_TASK DETAILS:_ Return all entries precisely as they stand, without the images.

=== TASK MATERIAL ===

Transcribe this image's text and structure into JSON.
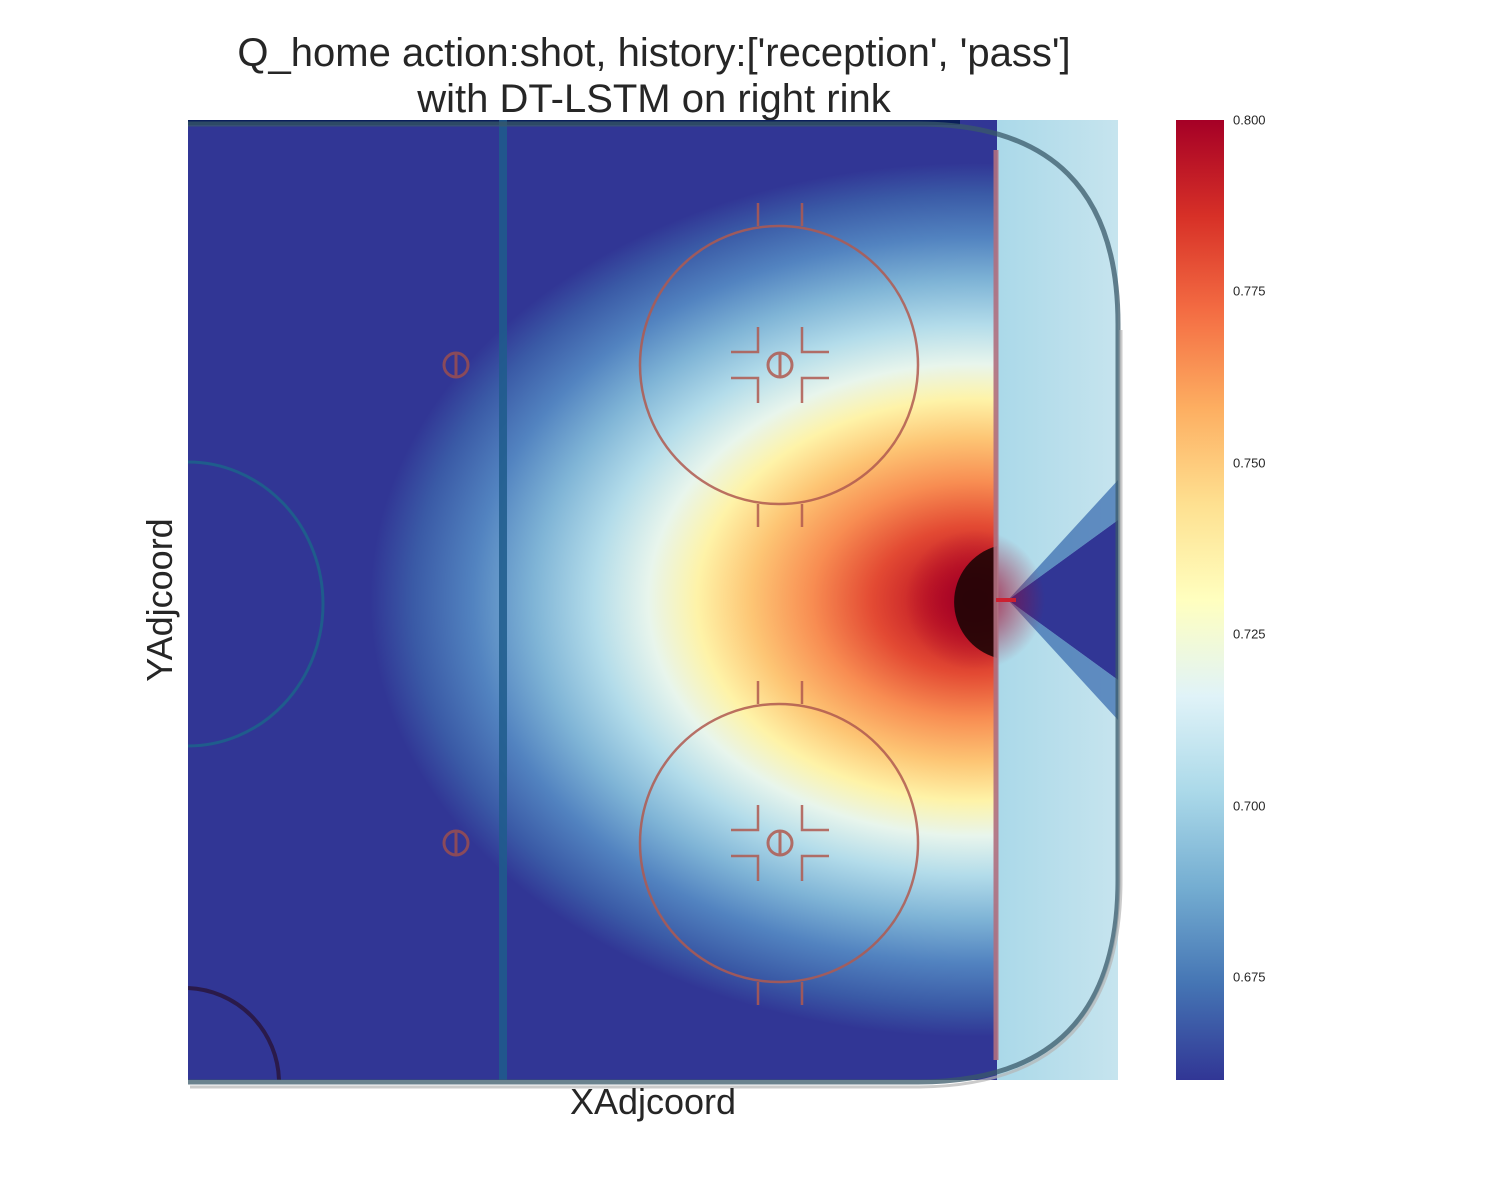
{
  "chart_data": {
    "type": "heatmap",
    "title_lines": [
      "Q_home action:shot, history:['reception', 'pass']",
      "with DT-LSTM on right rink"
    ],
    "xlabel": "XAdjcoord",
    "ylabel": "YAdjcoord",
    "colormap": "RdYlBu_r",
    "colorbar": {
      "range": [
        0.66,
        0.8
      ],
      "ticks": [
        0.8,
        0.775,
        0.75,
        0.725,
        0.7,
        0.675
      ],
      "tick_labels": [
        "0.800",
        "0.775",
        "0.750",
        "0.725",
        "0.700",
        "0.675"
      ],
      "colors": [
        "#313695",
        "#4575b4",
        "#74add1",
        "#abd9e9",
        "#e0f3f8",
        "#ffffbf",
        "#fee090",
        "#fdae61",
        "#f46d43",
        "#d73027",
        "#a50026"
      ]
    },
    "peak_region": "right of the goal line, centered on the net",
    "rink_line_colors": {
      "blue_line": "#1f5c8c",
      "goal_line": "#b07080",
      "faceoff": "#b05a50",
      "boards": "#3a5a6a"
    }
  }
}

===

_SOLUTION:_
Transcribe this image's text and structure into JSON.
{
  "chart_data": {
    "type": "heatmap",
    "title_lines": [
      "Q_home action:shot, history:['reception', 'pass']",
      "with DT-LSTM on right rink"
    ],
    "xlabel": "XAdjcoord",
    "ylabel": "YAdjcoord",
    "colormap": "RdYlBu_r",
    "colorbar": {
      "range": [
        0.66,
        0.8
      ],
      "ticks": [
        0.8,
        0.775,
        0.75,
        0.725,
        0.7,
        0.675
      ],
      "tick_labels": [
        "0.800",
        "0.775",
        "0.750",
        "0.725",
        "0.700",
        "0.675"
      ],
      "colors": [
        "#313695",
        "#4575b4",
        "#74add1",
        "#abd9e9",
        "#e0f3f8",
        "#ffffbf",
        "#fee090",
        "#fdae61",
        "#f46d43",
        "#d73027",
        "#a50026"
      ]
    },
    "peak_region": "right of the goal line, centered on the net",
    "rink_line_colors": {
      "blue_line": "#1f5c8c",
      "goal_line": "#b07080",
      "faceoff": "#b05a50",
      "boards": "#3a5a6a"
    }
  }
}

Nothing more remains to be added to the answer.